** Start Available data **

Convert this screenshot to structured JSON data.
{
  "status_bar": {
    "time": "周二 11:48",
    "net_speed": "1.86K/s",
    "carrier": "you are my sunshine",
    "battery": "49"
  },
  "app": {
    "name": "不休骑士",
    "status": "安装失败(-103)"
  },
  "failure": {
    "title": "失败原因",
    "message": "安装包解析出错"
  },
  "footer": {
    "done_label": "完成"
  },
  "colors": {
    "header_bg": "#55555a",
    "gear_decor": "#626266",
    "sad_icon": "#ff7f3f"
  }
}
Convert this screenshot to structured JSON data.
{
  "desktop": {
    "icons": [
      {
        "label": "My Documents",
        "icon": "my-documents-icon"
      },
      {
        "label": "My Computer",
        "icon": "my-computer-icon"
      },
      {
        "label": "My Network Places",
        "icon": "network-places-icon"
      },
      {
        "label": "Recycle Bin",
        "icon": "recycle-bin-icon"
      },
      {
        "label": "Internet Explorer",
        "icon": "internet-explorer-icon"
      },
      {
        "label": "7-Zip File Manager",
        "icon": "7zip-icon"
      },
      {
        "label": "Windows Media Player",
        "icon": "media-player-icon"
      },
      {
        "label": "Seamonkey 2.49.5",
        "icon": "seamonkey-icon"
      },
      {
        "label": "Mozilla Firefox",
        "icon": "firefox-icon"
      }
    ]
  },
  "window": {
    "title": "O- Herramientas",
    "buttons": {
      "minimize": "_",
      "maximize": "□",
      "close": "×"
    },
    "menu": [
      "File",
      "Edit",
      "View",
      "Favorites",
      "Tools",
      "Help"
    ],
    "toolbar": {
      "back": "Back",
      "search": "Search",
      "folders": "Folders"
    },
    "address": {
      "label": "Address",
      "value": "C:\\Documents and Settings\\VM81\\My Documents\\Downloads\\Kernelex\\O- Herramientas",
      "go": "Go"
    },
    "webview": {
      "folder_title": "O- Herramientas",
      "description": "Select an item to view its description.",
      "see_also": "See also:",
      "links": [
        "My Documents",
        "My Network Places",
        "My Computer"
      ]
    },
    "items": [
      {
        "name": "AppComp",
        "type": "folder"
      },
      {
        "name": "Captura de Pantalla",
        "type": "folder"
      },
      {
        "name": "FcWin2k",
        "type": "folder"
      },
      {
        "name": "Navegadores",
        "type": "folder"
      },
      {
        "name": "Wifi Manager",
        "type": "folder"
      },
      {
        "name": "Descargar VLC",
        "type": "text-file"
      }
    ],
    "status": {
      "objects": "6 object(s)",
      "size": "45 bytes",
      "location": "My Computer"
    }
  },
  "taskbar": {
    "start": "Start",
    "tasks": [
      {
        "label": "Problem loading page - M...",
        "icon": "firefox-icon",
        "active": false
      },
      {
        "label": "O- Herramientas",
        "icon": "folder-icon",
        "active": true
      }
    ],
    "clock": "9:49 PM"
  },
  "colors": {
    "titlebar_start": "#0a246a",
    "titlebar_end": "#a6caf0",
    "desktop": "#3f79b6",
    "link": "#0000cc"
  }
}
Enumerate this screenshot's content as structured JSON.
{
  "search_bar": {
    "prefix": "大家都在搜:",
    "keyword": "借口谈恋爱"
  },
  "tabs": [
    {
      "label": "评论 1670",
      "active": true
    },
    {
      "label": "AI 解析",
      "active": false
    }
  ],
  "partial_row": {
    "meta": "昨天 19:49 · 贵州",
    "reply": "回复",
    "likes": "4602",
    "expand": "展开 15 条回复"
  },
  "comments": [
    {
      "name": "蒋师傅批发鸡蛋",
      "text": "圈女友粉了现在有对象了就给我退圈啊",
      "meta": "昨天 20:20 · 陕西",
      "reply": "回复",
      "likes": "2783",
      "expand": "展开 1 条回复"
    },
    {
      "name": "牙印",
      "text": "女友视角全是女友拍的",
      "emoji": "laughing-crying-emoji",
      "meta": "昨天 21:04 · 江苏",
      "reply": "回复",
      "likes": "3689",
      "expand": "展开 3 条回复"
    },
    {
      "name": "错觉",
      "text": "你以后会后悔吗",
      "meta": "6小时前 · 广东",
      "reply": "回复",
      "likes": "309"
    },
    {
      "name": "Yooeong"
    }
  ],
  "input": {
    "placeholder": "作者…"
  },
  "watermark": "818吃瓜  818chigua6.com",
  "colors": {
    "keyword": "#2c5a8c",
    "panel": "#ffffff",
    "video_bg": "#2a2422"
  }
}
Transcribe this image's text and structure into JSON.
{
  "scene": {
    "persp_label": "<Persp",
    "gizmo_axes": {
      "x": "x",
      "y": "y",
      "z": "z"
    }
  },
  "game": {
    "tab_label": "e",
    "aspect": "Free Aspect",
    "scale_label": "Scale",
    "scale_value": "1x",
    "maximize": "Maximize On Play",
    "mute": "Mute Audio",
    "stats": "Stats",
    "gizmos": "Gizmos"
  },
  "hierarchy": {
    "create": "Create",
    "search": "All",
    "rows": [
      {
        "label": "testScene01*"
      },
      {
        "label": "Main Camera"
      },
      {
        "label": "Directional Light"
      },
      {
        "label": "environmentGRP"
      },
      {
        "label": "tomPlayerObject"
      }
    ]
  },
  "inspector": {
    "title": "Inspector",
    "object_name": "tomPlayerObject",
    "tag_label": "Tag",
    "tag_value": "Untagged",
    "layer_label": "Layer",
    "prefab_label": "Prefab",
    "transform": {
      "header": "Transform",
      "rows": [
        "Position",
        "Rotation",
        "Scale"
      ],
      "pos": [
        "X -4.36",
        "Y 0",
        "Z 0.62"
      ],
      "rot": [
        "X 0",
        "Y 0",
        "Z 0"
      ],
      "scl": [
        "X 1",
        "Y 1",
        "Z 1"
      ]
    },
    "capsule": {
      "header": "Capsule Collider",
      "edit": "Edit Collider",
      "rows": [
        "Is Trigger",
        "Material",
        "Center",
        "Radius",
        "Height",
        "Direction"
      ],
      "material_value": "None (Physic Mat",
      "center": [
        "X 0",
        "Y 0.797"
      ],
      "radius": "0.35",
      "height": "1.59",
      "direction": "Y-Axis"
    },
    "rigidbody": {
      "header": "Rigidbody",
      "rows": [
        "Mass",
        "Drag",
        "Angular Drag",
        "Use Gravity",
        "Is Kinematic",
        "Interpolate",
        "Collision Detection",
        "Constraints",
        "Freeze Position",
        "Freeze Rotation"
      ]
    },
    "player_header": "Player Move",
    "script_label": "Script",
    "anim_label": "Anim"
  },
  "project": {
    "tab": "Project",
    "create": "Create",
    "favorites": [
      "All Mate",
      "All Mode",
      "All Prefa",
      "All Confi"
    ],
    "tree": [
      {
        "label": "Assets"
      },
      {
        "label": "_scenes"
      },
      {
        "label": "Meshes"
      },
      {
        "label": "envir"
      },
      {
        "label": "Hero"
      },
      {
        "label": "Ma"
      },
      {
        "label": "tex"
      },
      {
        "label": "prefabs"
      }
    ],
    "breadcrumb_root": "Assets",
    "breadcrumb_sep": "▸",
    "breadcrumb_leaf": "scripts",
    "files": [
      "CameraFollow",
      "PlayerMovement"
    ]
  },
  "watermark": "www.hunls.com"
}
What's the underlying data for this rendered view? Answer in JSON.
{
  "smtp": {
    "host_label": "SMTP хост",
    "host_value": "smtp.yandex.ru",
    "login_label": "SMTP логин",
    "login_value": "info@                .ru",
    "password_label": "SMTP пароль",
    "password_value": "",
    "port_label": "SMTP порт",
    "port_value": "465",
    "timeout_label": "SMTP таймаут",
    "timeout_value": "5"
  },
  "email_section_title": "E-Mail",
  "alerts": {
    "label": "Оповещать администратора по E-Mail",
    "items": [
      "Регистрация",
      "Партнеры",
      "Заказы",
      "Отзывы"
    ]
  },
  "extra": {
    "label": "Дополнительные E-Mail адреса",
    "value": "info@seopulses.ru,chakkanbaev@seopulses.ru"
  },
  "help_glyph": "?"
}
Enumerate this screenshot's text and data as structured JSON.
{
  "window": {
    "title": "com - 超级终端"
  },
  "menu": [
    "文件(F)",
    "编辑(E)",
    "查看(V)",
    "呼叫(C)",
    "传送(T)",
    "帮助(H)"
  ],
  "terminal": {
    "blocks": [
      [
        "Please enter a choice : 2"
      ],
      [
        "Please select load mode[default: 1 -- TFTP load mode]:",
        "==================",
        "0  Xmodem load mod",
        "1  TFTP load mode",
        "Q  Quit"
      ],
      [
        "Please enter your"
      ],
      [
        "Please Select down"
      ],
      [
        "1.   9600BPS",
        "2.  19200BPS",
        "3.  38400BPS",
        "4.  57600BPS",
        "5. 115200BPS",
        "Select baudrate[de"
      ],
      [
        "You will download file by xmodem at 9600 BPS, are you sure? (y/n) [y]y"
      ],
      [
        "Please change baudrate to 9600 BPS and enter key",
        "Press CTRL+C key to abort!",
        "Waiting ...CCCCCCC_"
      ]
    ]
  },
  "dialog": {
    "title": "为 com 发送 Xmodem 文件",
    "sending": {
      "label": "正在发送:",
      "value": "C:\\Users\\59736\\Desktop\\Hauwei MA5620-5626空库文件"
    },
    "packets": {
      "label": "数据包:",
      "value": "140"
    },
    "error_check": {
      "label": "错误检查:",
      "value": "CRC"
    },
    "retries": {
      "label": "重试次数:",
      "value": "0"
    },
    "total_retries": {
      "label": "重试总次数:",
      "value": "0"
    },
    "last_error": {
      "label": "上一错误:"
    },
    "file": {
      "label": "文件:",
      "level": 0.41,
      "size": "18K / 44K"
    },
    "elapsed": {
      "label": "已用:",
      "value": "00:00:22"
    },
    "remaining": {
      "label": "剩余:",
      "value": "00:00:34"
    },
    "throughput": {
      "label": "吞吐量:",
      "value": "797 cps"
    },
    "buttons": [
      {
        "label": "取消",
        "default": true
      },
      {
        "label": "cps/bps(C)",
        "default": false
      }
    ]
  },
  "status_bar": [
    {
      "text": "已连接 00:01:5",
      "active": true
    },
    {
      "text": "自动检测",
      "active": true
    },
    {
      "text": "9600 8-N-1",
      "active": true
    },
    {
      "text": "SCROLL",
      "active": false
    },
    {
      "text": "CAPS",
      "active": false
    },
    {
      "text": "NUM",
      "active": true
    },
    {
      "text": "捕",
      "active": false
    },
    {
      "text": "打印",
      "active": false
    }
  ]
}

** End Available data **

*Aim*: Search the data above for the string "screenshot" and return every line that has it.

*Response to the exercise*:
Convert this screenshot to structured JSON data.
Convert this screenshot to structured JSON data.
Enumerate this screenshot's content as structured JSON.
Enumerate this screenshot's text and data as structured JSON.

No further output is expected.